Apparatuses
Gloss measurements of flat and smooth surfaces
We have succeeded in building a new type of glossmeter with the following attributes: the option to accurately check the gloss properties of non-flat surfaces, such as those of fruits and vegetables; the ability to change the angle of illumination; the use of a helium-neon laser for illumination; the ability to collect data from a three-dimensional body by scattered light beams in real time, special software for data analysis capable of computing the effects of reflected light from a curved surface. In other words, the computer gives a single number representing the gloss of the curved surface, by using appropriate analysis techniques.
A. Nussinovitch and E. Mey-Tal. Glossmeter. U.S. patent #6,018,396 and Israeli patent #109,033.
G. Ward and A. Nussinovitch (1996). Peel gloss as a potential indicator of banana ripening. Lebensmittel-Wissenchaft und-Technologie, 29 (3), 289-294.
Crunchmeter for the quality control and development of crunchy foods
A novel instrument has been developed that is capable of evaluating the crunchiness of food products such as cereals, waffles, snacks, noodles, sugar cubes, croutons, and more. Besides edible materials, it can also be applied to determine the "crunchiness" of other substances, such as biological and synthetic (e.g. packing) materials. The apparatus, which was described by "New Scientist" as an outstanding significant achievement, is based on the crushing of a test substance. The device can be attached to a conventional Universal Testing Machine, which is used to determine mechanical properties of semi-solid and solid foodstuffs as well as other materials. After the crushing has been performed, evaluation is carried out using an appropriate algorithm and a numerical result is obtained. The measurement is performed over a short time period and can be adapted to on-line use. Furthermore, an indication of the degree of humidity in the substance can be obtained.

_Data entries_
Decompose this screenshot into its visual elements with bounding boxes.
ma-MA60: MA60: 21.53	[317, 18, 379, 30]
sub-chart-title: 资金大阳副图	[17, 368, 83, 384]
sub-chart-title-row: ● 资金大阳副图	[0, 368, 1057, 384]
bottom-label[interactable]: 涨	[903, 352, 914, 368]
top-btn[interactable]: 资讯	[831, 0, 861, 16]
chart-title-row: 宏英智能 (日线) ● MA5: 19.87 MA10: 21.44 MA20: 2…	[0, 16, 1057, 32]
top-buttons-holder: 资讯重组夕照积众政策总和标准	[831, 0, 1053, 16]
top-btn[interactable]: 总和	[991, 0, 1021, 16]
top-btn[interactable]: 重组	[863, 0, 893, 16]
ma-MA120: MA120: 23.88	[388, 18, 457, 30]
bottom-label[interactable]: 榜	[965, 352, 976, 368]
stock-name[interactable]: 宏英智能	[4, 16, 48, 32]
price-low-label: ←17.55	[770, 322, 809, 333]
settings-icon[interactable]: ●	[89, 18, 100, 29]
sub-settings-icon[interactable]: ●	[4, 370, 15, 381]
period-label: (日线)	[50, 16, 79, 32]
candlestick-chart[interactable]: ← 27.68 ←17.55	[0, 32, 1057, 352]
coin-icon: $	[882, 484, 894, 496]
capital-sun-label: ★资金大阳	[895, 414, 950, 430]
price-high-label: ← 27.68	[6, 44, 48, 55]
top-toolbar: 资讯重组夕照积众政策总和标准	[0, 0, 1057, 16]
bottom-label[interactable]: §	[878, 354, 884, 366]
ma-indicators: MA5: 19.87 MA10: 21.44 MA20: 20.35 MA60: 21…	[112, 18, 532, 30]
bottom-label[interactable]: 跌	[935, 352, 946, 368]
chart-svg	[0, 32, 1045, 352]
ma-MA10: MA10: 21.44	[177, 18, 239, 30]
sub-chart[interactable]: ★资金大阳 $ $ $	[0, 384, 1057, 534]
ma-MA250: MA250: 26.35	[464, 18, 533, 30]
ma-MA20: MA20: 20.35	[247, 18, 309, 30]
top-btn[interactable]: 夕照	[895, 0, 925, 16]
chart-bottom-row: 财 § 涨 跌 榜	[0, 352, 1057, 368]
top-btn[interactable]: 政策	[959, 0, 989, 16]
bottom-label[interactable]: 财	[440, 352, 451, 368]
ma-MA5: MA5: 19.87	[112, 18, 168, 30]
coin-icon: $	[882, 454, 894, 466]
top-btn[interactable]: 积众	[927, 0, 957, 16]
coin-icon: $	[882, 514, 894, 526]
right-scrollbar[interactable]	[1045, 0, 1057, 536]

_TASKS_
- 1) Reproduce the passage of the apparatus descriptions between "A. Nussinovitch and" and "29 (3), 289-294.", inclusive.
- 2) According to the apparatus descriptions, what light source does the new glossmeter use for illumination?

_TASK-BY-TASK ANSWERS_
- 1)
A. Nussinovitch and E. Mey-Tal. Glossmeter. U.S. patent #6,018,396 and Israeli patent #109,033.
G. Ward and A. Nussinovitch (1996). Peel gloss as a potential indicator of banana ripening. Lebensmittel-Wissenchaft und-Technologie, 29 (3), 289-294.

- 2) A helium-neon laser.